● What you are asked to do:
How many of these lines hold the string "value"? Answer with the number only.

● Records from a collection of figures:
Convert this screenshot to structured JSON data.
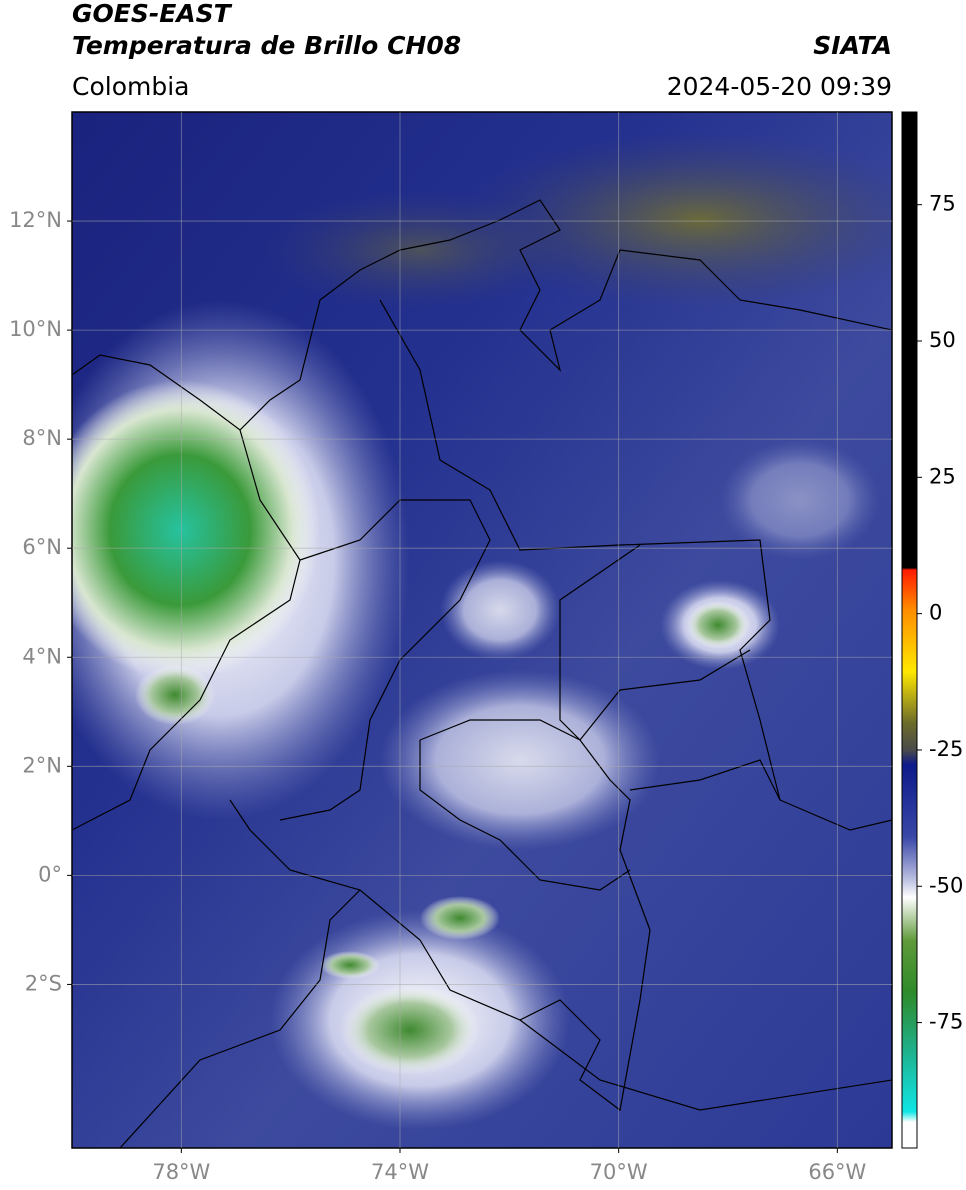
{
  "header": {
    "title": "GOES-EAST",
    "subtitle": "Temperatura de Brillo CH08",
    "source": "SIATA",
    "region": "Colombia",
    "datetime": "2024-05-20 09:39"
  },
  "map": {
    "xlim": [
      -80,
      -65
    ],
    "ylim": [
      -5,
      14
    ],
    "xticks": [
      {
        "value": -78,
        "label": "78°W"
      },
      {
        "value": -74,
        "label": "74°W"
      },
      {
        "value": -70,
        "label": "70°W"
      },
      {
        "value": -66,
        "label": "66°W"
      }
    ],
    "yticks": [
      {
        "value": 12,
        "label": "12°N"
      },
      {
        "value": 10,
        "label": "10°N"
      },
      {
        "value": 8,
        "label": "8°N"
      },
      {
        "value": 6,
        "label": "6°N"
      },
      {
        "value": 4,
        "label": "4°N"
      },
      {
        "value": 2,
        "label": "2°N"
      },
      {
        "value": 0,
        "label": "0°"
      },
      {
        "value": -2,
        "label": "2°S"
      }
    ],
    "grid": true
  },
  "colorbar": {
    "clim": [
      -98,
      92
    ],
    "ticks": [
      75,
      50,
      25,
      0,
      -25,
      -50,
      -75
    ]
  }
}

● Result of the exercise:
12